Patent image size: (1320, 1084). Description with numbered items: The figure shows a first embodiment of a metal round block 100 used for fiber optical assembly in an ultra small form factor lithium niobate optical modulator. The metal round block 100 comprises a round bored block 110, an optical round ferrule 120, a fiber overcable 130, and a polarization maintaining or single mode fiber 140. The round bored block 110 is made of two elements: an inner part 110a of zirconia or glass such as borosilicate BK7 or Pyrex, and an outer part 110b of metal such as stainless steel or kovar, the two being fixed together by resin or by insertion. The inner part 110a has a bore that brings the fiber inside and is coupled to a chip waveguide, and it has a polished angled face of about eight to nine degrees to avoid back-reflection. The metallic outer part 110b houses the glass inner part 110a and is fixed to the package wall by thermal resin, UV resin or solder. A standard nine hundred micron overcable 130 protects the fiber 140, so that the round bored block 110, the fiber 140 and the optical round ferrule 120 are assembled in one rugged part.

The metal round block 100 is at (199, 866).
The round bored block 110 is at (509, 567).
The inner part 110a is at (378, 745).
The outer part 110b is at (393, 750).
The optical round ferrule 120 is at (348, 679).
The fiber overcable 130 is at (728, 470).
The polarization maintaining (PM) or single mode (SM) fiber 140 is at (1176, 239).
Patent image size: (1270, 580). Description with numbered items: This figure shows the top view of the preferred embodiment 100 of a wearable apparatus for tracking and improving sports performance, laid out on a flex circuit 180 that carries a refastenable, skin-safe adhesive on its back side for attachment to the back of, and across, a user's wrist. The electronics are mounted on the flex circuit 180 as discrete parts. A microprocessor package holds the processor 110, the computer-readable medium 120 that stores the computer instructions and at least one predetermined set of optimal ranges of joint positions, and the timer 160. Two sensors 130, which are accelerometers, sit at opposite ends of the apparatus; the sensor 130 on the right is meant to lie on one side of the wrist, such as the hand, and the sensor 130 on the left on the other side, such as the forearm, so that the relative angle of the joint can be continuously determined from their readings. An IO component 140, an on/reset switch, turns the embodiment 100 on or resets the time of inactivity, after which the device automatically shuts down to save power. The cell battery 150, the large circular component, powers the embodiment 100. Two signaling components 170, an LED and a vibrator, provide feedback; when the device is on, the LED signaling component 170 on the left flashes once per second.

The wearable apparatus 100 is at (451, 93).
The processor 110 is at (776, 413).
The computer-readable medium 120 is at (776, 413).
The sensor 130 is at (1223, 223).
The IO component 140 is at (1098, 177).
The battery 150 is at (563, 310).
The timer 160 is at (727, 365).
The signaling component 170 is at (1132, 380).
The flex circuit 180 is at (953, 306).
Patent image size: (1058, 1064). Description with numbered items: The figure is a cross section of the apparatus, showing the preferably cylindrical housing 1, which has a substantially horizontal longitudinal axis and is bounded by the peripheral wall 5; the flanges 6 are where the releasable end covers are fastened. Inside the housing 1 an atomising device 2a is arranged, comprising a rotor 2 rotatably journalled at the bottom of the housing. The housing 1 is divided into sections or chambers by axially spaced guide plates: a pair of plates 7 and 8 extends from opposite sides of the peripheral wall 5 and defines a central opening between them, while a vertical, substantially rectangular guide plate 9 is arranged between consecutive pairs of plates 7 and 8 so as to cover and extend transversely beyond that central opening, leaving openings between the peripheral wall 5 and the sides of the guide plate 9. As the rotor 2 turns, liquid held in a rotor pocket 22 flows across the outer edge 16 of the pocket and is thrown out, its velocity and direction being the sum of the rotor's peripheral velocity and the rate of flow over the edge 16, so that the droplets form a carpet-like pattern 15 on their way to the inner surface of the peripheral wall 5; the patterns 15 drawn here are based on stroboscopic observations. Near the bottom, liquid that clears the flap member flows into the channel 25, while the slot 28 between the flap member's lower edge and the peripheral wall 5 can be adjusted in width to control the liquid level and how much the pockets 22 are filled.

----------

Requirement: Lay out every nonblank line of the records above as a Markdown table. Use a "No." column for the row number and an "Entry" column for the line.

Exercise output:
| No. | Entry |
|---|---|
| 1 | Patent image size: (1320, 1084). Description with numbered items: The figure shows a first embodiment of a metal round block 100 used for fiber optical assembly in an ultra small form factor lithium niobate optical modulator. The metal round block 100 comprises a round bored block 110, an optical round ferrule 120, a fiber overcable 130, and a polarization maintaining or single mode fiber 140. The round bored block 110 is made of two elements: an inner part 110a of zirconia or glass such as borosilicate BK7 or Pyrex, and an outer part 110b of metal such as stainless steel or kovar, the two being fixed together by resin or by insertion. The inner part 110a has a bore that brings the fiber inside and is coupled to a chip waveguide, and it has a polished angled face of about eight to nine degrees to avoid back-reflection. The metallic outer part 110b houses the glass inner part 110a and is fixed to the package wall by thermal resin, UV resin or solder. A standard nine hundred micron overcable 130 protects the fiber 140, so that the round bored block 110, the fiber 140 and the optical round ferrule 120 are assembled in one rugged part. |
| 2 | The metal round block 100 is at (199, 866). |
| 3 | The round bored block 110 is at (509, 567). |
| 4 | The inner part 110a is at (378, 745). |
| 5 | The outer part 110b is at (393, 750). |
| 6 | The optical round ferrule 120 is at (348, 679). |
| 7 | The fiber overcable 130 is at (728, 470). |
| 8 | The polarization maintaining (PM) or single mode (SM) fiber 140 is at (1176, 239). |
| 9 | Patent image size: (1270, 580). Description with numbered items: This figure shows the top view of the preferred embodiment 100 of a wearable apparatus for tracking and improving sports performance, laid out on a flex circuit 180 that carries a refastenable, skin-safe adhesive on its back side for attachment to the back of, and across, a user's wrist. The electronics are mounted on the flex circuit 180 as discrete parts. A microprocessor package holds the processor 110, the computer-readable medium 120 that stores the computer instructions and at least one predetermined set of optimal ranges of joint positions, and the timer 160. Two sensors 130, which are accelerometers, sit at opposite ends of the apparatus; the sensor 130 on the right is meant to lie on one side of the wrist, such as the hand, and the sensor 130 on the left on the other side, such as the forearm, so that the relative angle of the joint can be continuously determined from their readings. An IO component 140, an on/reset switch, turns the embodiment 100 on or resets the time of inactivity, after which the device automatically shuts down to save power. The cell battery 150, the large circular component, powers the embodiment 100. Two signaling components 170, an LED and a vibrator, provide feedback; when the device is on, the LED signaling component 170 on the left flashes once per second. |
| 10 | The wearable apparatus 100 is at (451, 93). |
| 11 | The processor 110 is at (776, 413). |
| 12 | The computer-readable medium 120 is at (776, 413). |
| 13 | The sensor 130 is at (1223, 223). |
| 14 | The IO component 140 is at (1098, 177). |
| 15 | The battery 150 is at (563, 310). |
| 16 | The timer 160 is at (727, 365). |
| 17 | The signaling component 170 is at (1132, 380). |
| 18 | The flex circuit 180 is at (953, 306). |
| 19 | Patent image size: (1058, 1064). Description with numbered items: The figure is a cross section of the apparatus, showing the preferably cylindrical housing 1, which has a substantially horizontal longitudinal axis and is bounded by the peripheral wall 5; the flanges 6 are where the releasable end covers are fastened. Inside the housing 1 an atomising device 2a is arranged, comprising a rotor 2 rotatably journalled at the bottom of the housing. The housing 1 is divided into sections or chambers by axially spaced guide plates: a pair of plates 7 and 8 extends from opposite sides of the peripheral wall 5 and defines a central opening between them, while a vertical, substantially rectangular guide plate 9 is arranged between consecutive pairs of plates 7 and 8 so as to cover and extend transversely beyond that central opening, leaving openings between the peripheral wall 5 and the sides of the guide plate 9. As the rotor 2 turns, liquid held in a rotor pocket 22 flows across the outer edge 16 of the pocket and is thrown out, its velocity and direction being the sum of the rotor's peripheral velocity and the rate of flow over the edge 16, so that the droplets form a carpet-like pattern 15 on their way to the inner surface of the peripheral wall 5; the patterns 15 drawn here are based on stroboscopic observations. Near the bottom, liquid that clears the flap member flows into the channel 25, while the slot 28 between the flap member's lower edge and the peripheral wall 5 can be adjusted in width to control the liquid level and how much the pockets 22 are filled. |